>> Start ITEMS
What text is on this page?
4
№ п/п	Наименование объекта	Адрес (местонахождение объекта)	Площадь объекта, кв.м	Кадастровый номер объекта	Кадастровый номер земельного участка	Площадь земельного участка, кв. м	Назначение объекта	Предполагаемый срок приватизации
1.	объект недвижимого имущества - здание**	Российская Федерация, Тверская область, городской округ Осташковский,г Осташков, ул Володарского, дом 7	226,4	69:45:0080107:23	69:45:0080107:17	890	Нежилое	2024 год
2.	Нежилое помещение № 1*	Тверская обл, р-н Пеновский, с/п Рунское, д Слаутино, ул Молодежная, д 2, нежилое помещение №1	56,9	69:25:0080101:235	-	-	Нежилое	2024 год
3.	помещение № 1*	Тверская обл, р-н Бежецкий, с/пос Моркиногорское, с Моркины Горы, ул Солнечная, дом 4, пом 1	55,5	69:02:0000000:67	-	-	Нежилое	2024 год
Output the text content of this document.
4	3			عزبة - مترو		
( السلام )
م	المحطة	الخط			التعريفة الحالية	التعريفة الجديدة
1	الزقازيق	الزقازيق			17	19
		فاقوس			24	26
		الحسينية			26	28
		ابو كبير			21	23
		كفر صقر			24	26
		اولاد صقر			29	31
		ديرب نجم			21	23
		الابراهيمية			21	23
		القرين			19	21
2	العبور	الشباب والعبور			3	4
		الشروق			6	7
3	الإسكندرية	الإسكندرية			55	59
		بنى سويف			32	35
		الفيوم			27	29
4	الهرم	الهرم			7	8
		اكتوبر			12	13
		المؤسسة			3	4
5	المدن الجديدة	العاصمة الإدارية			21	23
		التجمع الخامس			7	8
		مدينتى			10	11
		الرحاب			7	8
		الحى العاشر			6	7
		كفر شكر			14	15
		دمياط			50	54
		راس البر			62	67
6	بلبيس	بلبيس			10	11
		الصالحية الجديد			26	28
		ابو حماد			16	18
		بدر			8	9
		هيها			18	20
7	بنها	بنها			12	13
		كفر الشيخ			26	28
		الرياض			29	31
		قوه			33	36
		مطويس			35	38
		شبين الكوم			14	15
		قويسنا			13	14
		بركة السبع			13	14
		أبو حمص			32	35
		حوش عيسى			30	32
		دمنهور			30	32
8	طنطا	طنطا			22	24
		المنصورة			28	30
>> End ITEMS
● **STATED GOAL**:
Hand back the material above in full, exactly as written.

● **RESPONSE TO THIS EXERCISE**:
What text is on this page?
4
№ п/п	Наименование объекта	Адрес (местонахождение объекта)	Площадь объекта, кв.м	Кадастровый номер объекта	Кадастровый номер земельного участка	Площадь земельного участка, кв. м	Назначение объекта	Предполагаемый срок приватизации
1.	объект недвижимого имущества - здание**	Российская Федерация, Тверская область, городской округ Осташковский,г Осташков, ул Володарского, дом 7	226,4	69:45:0080107:23	69:45:0080107:17	890	Нежилое	2024 год
2.	Нежилое помещение № 1*	Тверская обл, р-н Пеновский, с/п Рунское, д Слаутино, ул Молодежная, д 2, нежилое помещение №1	56,9	69:25:0080101:235	-	-	Нежилое	2024 год
3.	помещение № 1*	Тверская обл, р-н Бежецкий, с/пос Моркиногорское, с Моркины Горы, ул Солнечная, дом 4, пом 1	55,5	69:02:0000000:67	-	-	Нежилое	2024 год
Output the text content of this document.
4	3			عزبة - مترو		
( السلام )
م	المحطة	الخط			التعريفة الحالية	التعريفة الجديدة
1	الزقازيق	الزقازيق			17	19
		فاقوس			24	26
		الحسينية			26	28
		ابو كبير			21	23
		كفر صقر			24	26
		اولاد صقر			29	31
		ديرب نجم			21	23
		الابراهيمية			21	23
		القرين			19	21
2	العبور	الشباب والعبور			3	4
		الشروق			6	7
3	الإسكندرية	الإسكندرية			55	59
		بنى سويف			32	35
		الفيوم			27	29
4	الهرم	الهرم			7	8
		اكتوبر			12	13
		المؤسسة			3	4
5	المدن الجديدة	العاصمة الإدارية			21	23
		التجمع الخامس			7	8
		مدينتى			10	11
		الرحاب			7	8
		الحى العاشر			6	7
		كفر شكر			14	15
		دمياط			50	54
		راس البر			62	67
6	بلبيس	بلبيس			10	11
		الصالحية الجديد			26	28
		ابو حماد			16	18
		بدر			8	9
		هيها			18	20
7	بنها	بنها			12	13
		كفر الشيخ			26	28
		الرياض			29	31
		قوه			33	36
		مطويس			35	38
		شبين الكوم			14	15
		قويسنا			13	14
		بركة السبع			13	14
		أبو حمص			32	35
		حوش عيسى			30	32
		دمنهور			30	32
8	طنطا	طنطا			22	24
		المنصورة			28	30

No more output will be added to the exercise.